**Exercise details:**
Check each line of the material below for "word", then copy the ones that contain it.

**Material:**

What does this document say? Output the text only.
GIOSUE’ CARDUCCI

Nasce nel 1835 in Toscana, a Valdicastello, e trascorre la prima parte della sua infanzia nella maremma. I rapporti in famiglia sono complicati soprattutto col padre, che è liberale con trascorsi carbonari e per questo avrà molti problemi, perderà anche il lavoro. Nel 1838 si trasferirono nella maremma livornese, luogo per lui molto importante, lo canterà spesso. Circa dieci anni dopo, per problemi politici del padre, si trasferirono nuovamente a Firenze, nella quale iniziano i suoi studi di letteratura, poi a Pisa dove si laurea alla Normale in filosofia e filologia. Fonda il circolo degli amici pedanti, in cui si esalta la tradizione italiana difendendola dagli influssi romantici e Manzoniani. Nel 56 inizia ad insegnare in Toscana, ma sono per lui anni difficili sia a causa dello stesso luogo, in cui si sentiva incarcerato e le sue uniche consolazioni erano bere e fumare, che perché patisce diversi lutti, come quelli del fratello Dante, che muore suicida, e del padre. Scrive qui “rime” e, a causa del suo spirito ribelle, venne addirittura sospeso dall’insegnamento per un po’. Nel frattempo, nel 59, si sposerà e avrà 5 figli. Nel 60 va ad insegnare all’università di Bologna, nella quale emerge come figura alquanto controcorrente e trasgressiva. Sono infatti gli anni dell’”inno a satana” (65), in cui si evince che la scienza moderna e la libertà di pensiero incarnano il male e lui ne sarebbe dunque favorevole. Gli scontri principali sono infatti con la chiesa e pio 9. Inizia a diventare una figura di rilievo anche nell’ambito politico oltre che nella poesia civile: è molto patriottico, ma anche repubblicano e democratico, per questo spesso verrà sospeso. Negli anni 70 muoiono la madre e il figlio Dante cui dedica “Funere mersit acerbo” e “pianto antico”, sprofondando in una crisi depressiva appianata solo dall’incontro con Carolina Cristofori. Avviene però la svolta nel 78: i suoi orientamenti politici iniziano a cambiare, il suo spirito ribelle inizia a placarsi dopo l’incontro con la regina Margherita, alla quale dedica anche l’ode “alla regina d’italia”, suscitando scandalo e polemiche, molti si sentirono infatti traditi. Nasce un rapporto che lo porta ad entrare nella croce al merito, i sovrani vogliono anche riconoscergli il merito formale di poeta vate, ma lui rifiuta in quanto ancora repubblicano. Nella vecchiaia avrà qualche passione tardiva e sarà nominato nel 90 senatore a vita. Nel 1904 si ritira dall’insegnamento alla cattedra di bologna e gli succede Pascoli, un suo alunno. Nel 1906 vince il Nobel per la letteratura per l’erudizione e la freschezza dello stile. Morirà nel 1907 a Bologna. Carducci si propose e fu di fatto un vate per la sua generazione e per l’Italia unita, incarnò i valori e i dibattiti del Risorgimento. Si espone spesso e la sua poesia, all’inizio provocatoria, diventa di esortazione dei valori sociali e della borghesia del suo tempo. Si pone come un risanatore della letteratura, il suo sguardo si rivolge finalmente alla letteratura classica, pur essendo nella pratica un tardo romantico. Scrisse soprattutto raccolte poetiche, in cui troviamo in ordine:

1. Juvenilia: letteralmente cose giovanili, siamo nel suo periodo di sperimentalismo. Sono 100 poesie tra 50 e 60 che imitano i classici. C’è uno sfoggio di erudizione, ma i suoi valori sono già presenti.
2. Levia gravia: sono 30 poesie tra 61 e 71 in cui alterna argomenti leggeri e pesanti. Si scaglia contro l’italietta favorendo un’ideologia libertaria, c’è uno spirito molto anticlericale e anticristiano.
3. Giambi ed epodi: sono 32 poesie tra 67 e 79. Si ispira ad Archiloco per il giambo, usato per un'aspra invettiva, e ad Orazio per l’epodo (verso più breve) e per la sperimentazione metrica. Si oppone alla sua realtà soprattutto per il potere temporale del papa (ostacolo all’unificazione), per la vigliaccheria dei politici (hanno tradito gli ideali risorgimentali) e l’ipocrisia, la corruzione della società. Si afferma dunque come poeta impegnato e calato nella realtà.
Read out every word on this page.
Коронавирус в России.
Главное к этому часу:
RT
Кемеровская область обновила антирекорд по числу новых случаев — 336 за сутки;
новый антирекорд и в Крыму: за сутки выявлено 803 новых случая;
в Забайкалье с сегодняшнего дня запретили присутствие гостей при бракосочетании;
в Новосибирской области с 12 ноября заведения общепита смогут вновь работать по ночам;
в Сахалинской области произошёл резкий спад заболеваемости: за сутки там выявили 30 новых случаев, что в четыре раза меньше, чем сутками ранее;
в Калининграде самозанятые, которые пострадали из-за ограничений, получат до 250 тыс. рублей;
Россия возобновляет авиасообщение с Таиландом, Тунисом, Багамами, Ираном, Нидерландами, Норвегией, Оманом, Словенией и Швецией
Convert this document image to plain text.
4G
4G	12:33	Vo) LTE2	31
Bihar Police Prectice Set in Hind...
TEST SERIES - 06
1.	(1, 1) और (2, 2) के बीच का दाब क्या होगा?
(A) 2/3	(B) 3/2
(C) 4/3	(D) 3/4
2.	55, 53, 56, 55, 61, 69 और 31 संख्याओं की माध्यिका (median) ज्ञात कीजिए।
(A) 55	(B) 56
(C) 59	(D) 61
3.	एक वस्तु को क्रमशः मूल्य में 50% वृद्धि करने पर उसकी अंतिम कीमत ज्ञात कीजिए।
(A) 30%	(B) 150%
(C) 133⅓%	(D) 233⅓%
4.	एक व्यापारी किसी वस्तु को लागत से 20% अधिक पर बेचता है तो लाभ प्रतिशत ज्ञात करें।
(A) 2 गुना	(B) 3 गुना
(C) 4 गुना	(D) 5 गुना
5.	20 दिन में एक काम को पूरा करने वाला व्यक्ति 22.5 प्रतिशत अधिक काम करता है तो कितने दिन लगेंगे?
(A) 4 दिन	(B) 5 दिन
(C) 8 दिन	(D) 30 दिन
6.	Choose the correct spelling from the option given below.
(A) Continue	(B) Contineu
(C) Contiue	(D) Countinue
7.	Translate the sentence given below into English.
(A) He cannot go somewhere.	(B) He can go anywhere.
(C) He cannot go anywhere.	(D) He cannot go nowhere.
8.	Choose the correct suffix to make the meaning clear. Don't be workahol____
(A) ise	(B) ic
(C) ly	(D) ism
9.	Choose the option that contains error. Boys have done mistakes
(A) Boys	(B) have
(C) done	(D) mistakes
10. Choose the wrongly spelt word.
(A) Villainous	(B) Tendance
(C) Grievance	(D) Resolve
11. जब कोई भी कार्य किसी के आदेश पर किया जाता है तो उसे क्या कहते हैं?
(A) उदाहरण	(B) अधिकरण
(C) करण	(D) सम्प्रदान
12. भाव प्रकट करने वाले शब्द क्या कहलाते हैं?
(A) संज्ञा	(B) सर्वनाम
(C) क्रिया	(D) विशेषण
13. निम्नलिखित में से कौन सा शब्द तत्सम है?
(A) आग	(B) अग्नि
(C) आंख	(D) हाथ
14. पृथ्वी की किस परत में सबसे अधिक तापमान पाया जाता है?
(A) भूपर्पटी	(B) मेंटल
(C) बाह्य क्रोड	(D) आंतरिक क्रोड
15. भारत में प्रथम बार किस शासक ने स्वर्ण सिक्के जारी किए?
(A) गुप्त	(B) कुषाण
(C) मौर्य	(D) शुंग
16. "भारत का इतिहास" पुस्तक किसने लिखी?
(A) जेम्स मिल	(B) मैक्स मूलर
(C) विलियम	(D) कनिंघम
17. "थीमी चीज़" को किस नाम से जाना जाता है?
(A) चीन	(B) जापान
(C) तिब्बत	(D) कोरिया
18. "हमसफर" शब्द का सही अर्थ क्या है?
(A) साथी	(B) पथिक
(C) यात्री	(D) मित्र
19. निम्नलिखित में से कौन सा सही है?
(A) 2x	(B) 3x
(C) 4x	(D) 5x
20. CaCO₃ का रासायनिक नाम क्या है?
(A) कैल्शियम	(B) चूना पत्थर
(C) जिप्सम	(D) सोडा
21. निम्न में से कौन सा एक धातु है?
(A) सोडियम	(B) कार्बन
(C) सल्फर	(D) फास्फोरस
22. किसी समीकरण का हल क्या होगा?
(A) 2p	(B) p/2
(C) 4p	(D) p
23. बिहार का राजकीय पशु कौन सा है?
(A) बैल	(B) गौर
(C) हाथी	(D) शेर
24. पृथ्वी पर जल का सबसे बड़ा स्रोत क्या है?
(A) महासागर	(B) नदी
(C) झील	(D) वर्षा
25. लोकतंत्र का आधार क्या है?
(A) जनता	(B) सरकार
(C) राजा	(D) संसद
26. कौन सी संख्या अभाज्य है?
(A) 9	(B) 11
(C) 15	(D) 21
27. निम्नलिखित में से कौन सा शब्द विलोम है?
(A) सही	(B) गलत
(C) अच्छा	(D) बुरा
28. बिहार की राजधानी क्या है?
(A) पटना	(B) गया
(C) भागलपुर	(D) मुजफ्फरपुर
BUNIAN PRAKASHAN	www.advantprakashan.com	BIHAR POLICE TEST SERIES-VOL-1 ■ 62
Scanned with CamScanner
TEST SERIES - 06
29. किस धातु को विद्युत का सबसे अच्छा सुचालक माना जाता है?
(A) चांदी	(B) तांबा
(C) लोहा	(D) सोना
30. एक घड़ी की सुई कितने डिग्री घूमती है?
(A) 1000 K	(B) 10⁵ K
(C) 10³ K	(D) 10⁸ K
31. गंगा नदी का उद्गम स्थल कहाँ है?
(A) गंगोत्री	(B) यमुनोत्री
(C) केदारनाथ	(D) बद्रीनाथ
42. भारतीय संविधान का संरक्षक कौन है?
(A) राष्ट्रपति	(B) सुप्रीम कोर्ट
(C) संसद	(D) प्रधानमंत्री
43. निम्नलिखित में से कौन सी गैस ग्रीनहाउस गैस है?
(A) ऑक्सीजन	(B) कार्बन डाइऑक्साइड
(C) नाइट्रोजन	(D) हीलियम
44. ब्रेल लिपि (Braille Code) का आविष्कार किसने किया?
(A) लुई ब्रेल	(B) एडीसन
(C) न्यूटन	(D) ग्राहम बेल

**Output:**
Read out every word on this page.
10. Choose the wrongly spelt word.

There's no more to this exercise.